TASK OBJECTIVE ->
Read the listing below and copy out every line that holds "února".
BEGIN
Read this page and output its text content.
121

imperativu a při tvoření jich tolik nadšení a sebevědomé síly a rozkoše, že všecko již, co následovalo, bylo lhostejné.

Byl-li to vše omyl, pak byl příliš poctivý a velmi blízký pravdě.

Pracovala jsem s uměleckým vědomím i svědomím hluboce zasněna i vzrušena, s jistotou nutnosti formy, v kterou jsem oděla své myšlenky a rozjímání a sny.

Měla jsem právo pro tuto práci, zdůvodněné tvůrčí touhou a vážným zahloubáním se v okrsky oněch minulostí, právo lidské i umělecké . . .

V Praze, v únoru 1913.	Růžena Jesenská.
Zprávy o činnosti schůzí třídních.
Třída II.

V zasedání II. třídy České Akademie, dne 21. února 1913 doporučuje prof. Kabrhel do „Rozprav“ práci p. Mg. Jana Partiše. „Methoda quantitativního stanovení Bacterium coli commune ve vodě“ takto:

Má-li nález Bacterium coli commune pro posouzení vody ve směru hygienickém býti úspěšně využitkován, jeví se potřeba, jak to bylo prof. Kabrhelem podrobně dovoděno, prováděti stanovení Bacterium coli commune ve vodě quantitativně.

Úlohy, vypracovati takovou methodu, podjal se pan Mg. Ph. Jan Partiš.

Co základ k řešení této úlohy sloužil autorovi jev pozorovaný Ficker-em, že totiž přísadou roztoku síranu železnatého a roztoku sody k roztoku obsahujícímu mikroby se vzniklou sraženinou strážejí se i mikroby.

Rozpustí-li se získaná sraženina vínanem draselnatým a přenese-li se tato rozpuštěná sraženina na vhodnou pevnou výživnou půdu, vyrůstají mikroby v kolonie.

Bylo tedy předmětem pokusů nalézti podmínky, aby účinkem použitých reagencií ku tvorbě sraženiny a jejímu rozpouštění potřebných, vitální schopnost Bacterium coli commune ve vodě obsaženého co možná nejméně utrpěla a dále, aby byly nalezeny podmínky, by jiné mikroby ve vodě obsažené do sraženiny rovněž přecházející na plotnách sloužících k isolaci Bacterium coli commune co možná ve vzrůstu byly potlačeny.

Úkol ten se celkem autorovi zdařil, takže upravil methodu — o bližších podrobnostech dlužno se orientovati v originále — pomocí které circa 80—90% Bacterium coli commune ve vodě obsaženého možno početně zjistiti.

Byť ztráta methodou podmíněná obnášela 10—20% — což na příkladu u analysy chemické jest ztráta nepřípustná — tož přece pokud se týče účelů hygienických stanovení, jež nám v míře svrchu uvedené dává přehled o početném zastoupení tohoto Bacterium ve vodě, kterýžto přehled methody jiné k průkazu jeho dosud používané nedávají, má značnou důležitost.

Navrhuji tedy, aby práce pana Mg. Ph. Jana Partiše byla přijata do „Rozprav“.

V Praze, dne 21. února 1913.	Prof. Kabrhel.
END
BEGIN
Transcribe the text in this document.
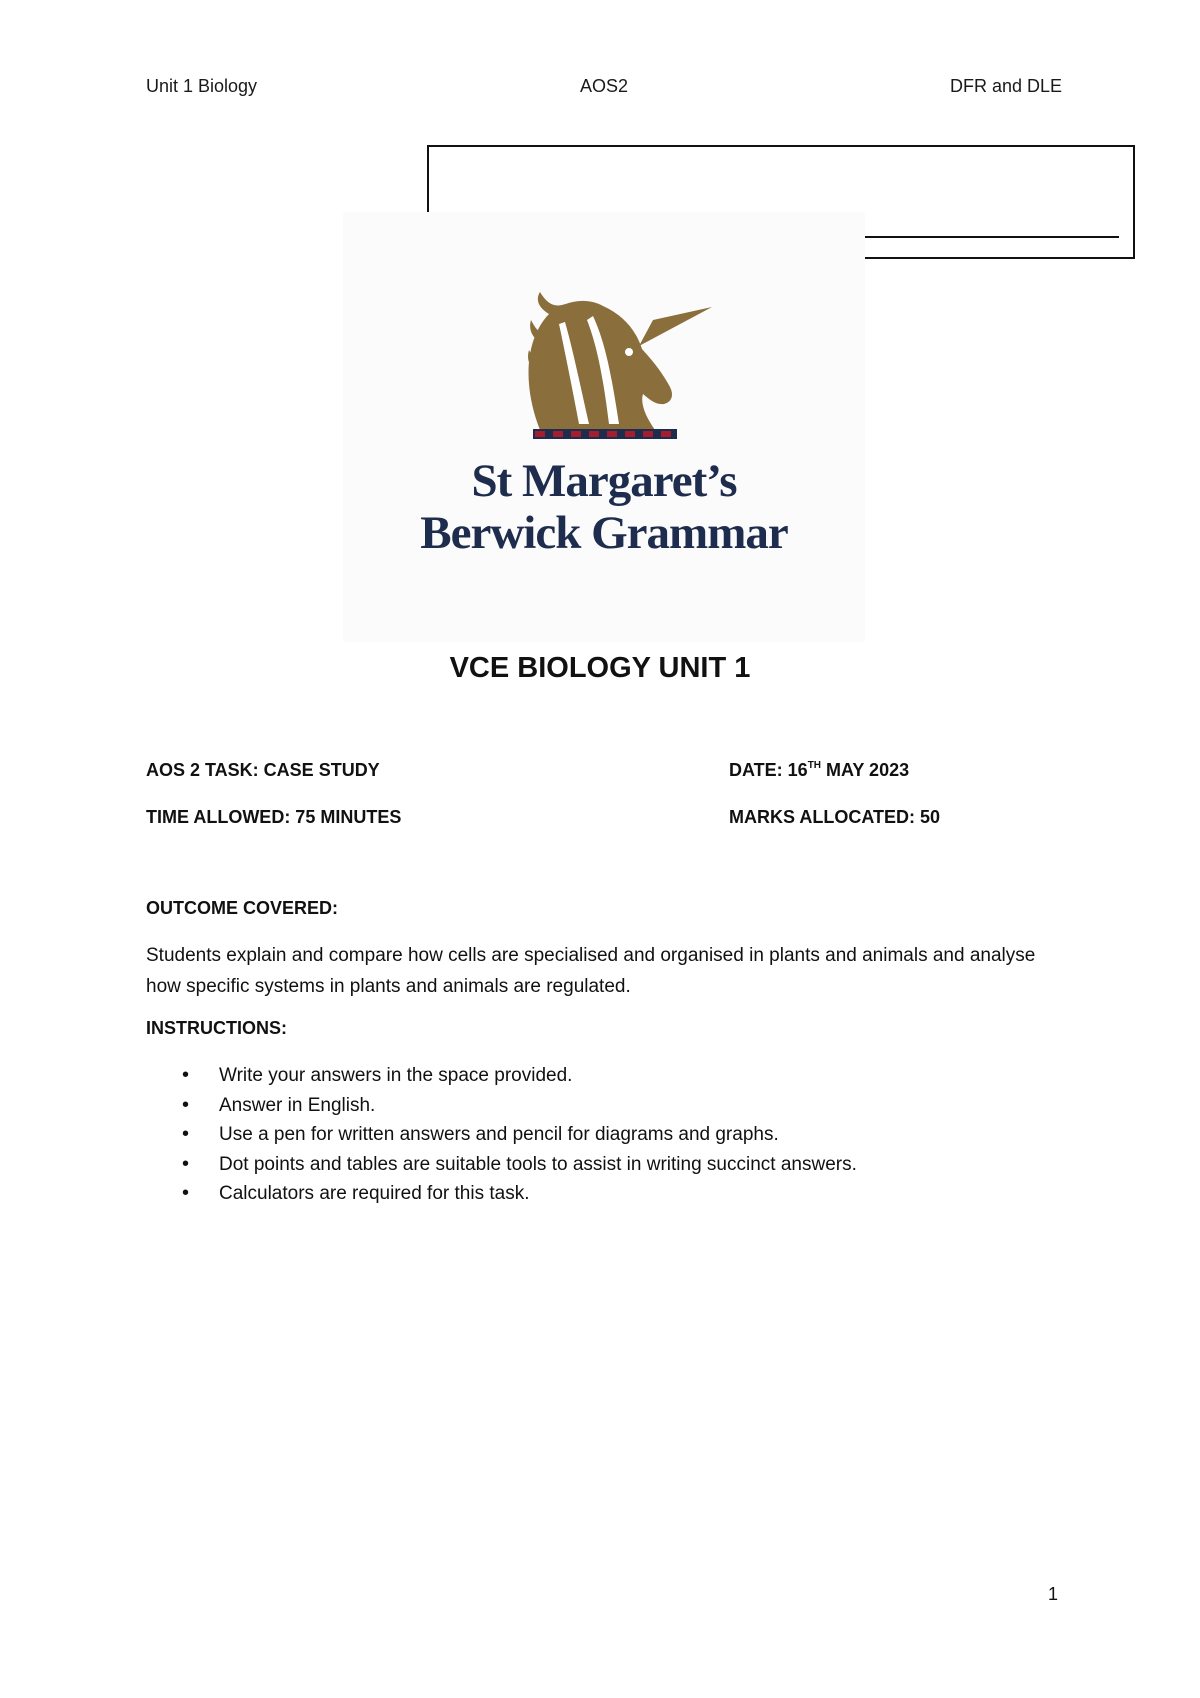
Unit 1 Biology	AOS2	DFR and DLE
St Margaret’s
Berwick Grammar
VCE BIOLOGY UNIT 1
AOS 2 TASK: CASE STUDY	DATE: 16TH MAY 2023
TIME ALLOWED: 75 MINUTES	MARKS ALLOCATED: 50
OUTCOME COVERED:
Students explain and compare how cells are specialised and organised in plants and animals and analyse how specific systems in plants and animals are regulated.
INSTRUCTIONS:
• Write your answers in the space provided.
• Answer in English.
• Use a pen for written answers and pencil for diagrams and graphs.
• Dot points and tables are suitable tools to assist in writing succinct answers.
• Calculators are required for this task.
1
END
OUTPUT FOR THIS EXERCISE ->
V zasedání II. třídy České Akademie, dne 21. února 1913 doporučuje prof. Kabrhel do „Rozprav“ práci p. Mg. Jana Partiše. „Methoda quantitativního stanovení Bacterium coli commune ve vodě“ takto:
V Praze, dne 21. února 1913.	Prof. Kabrhel.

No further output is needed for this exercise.